Retype, exactly and with nothing added, the lines from the one showing "Extract the structured" through the final line of the material. Omit pictures.

++++ Dataset rows ++++

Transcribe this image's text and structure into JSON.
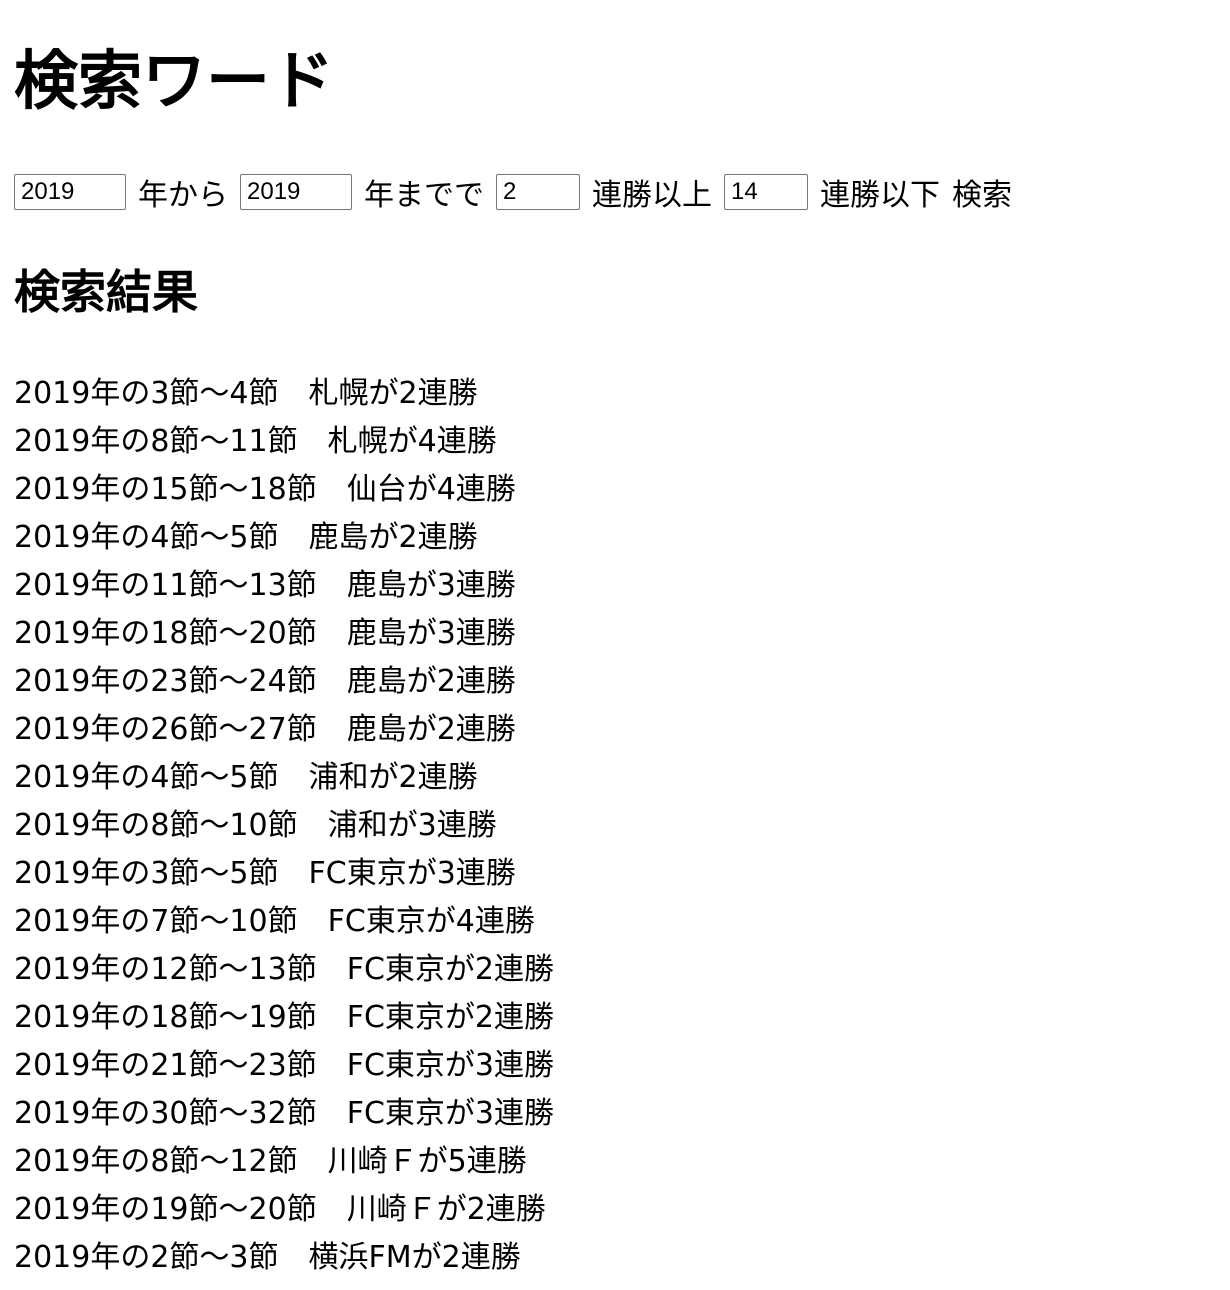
{
  "header": {
    "title": "検索ワード"
  },
  "search": {
    "from_year": "2019",
    "from_suffix": "年から",
    "to_year": "2019",
    "to_suffix": "年までで",
    "min_wins": "2",
    "min_suffix": "連勝以上",
    "max_wins": "14",
    "max_suffix": "連勝以下",
    "submit_label": "検索"
  },
  "results": {
    "title": "検索結果",
    "items": [
      "2019年の3節〜4節　札幌が2連勝",
      "2019年の8節〜11節　札幌が4連勝",
      "2019年の15節〜18節　仙台が4連勝",
      "2019年の4節〜5節　鹿島が2連勝",
      "2019年の11節〜13節　鹿島が3連勝",
      "2019年の18節〜20節　鹿島が3連勝",
      "2019年の23節〜24節　鹿島が2連勝",
      "2019年の26節〜27節　鹿島が2連勝",
      "2019年の4節〜5節　浦和が2連勝",
      "2019年の8節〜10節　浦和が3連勝",
      "2019年の3節〜5節　FC東京が3連勝",
      "2019年の7節〜10節　FC東京が4連勝",
      "2019年の12節〜13節　FC東京が2連勝",
      "2019年の18節〜19節　FC東京が2連勝",
      "2019年の21節〜23節　FC東京が3連勝",
      "2019年の30節〜32節　FC東京が3連勝",
      "2019年の8節〜12節　川崎Ｆが5連勝",
      "2019年の19節〜20節　川崎Ｆが2連勝",
      "2019年の2節〜3節　横浜FMが2連勝"
    ]
  }
}
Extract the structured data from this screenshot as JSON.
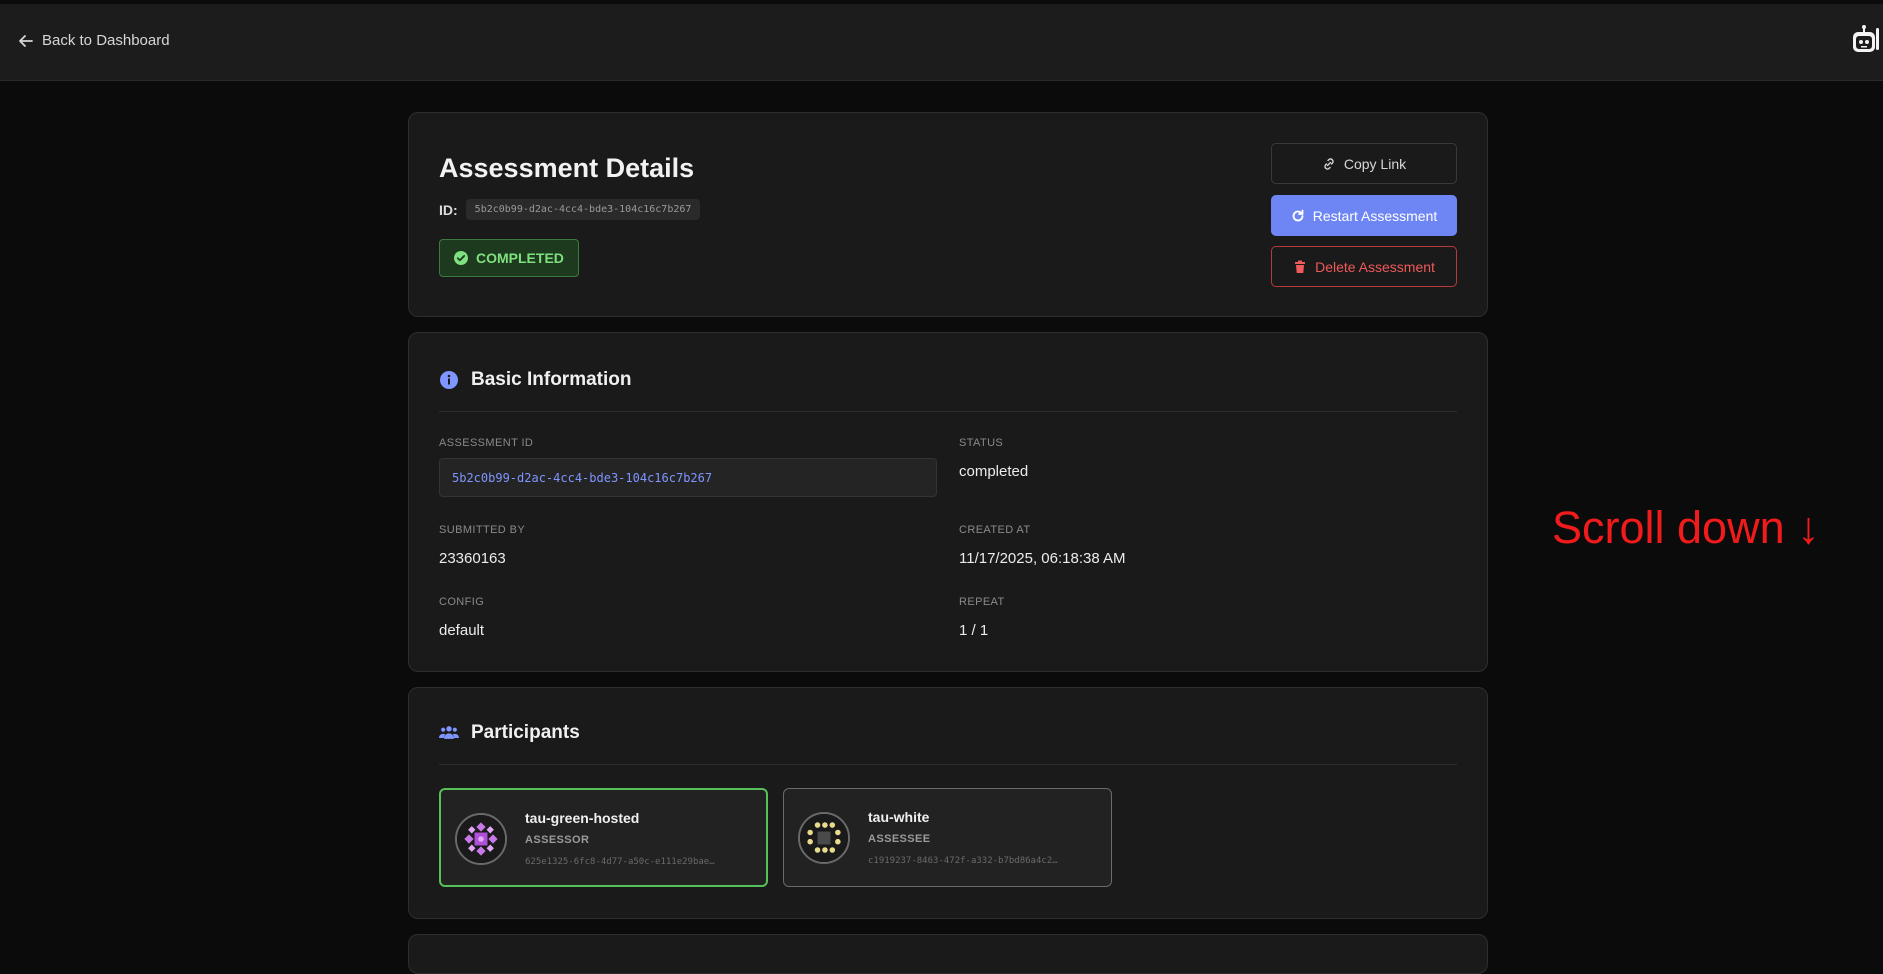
{
  "topbar": {
    "back_label": "Back to Dashboard"
  },
  "header_card": {
    "title": "Assessment Details",
    "id_label": "ID:",
    "id_value": "5b2c0b99-d2ac-4cc4-bde3-104c16c7b267",
    "status_badge": "COMPLETED",
    "copy_label": "Copy Link",
    "restart_label": "Restart Assessment",
    "delete_label": "Delete Assessment"
  },
  "basic_info": {
    "heading": "Basic Information",
    "assessment_id_label": "ASSESSMENT ID",
    "assessment_id_value": "5b2c0b99-d2ac-4cc4-bde3-104c16c7b267",
    "status_label": "STATUS",
    "status_value": "completed",
    "submitted_by_label": "SUBMITTED BY",
    "submitted_by_value": "23360163",
    "created_at_label": "CREATED AT",
    "created_at_value": "11/17/2025, 06:18:38 AM",
    "config_label": "CONFIG",
    "config_value": "default",
    "repeat_label": "REPEAT",
    "repeat_value": "1 / 1"
  },
  "participants": {
    "heading": "Participants",
    "items": [
      {
        "name": "tau-green-hosted",
        "role": "ASSESSOR",
        "id": "625e1325-6fc8-4d77-a50c-e111e29bae…"
      },
      {
        "name": "tau-white",
        "role": "ASSESSEE",
        "id": "c1919237-8463-472f-a332-b7bd86a4c2…"
      }
    ]
  },
  "overlay": {
    "scroll_hint": "Scroll down ↓"
  },
  "colors": {
    "accent": "#6e86f4",
    "success": "#58c058",
    "danger": "#ef5a5a",
    "hint": "#f21b1b"
  },
  "icons": [
    "arrow-left-icon",
    "robot-icon",
    "link-icon",
    "restart-icon",
    "trash-icon",
    "check-circle-icon",
    "info-icon",
    "users-icon"
  ]
}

++++

* Task solution:
Extract the structured data from this screenshot as JSON.
{
  "topbar": {
    "back_label": "Back to Dashboard"
  },
  "header_card": {
    "title": "Assessment Details",
    "id_label": "ID:",
    "id_value": "5b2c0b99-d2ac-4cc4-bde3-104c16c7b267",
    "status_badge": "COMPLETED",
    "copy_label": "Copy Link",
    "restart_label": "Restart Assessment",
    "delete_label": "Delete Assessment"
  },
  "basic_info": {
    "heading": "Basic Information",
    "assessment_id_label": "ASSESSMENT ID",
    "assessment_id_value": "5b2c0b99-d2ac-4cc4-bde3-104c16c7b267",
    "status_label": "STATUS",
    "status_value": "completed",
    "submitted_by_label": "SUBMITTED BY",
    "submitted_by_value": "23360163",
    "created_at_label": "CREATED AT",
    "created_at_value": "11/17/2025, 06:18:38 AM",
    "config_label": "CONFIG",
    "config_value": "default",
    "repeat_label": "REPEAT",
    "repeat_value": "1 / 1"
  },
  "participants": {
    "heading": "Participants",
    "items": [
      {
        "name": "tau-green-hosted",
        "role": "ASSESSOR",
        "id": "625e1325-6fc8-4d77-a50c-e111e29bae…"
      },
      {
        "name": "tau-white",
        "role": "ASSESSEE",
        "id": "c1919237-8463-472f-a332-b7bd86a4c2…"
      }
    ]
  },
  "overlay": {
    "scroll_hint": "Scroll down ↓"
  },
  "colors": {
    "accent": "#6e86f4",
    "success": "#58c058",
    "danger": "#ef5a5a",
    "hint": "#f21b1b"
  },
  "icons": [
    "arrow-left-icon",
    "robot-icon",
    "link-icon",
    "restart-icon",
    "trash-icon",
    "check-circle-icon",
    "info-icon",
    "users-icon"
  ]
}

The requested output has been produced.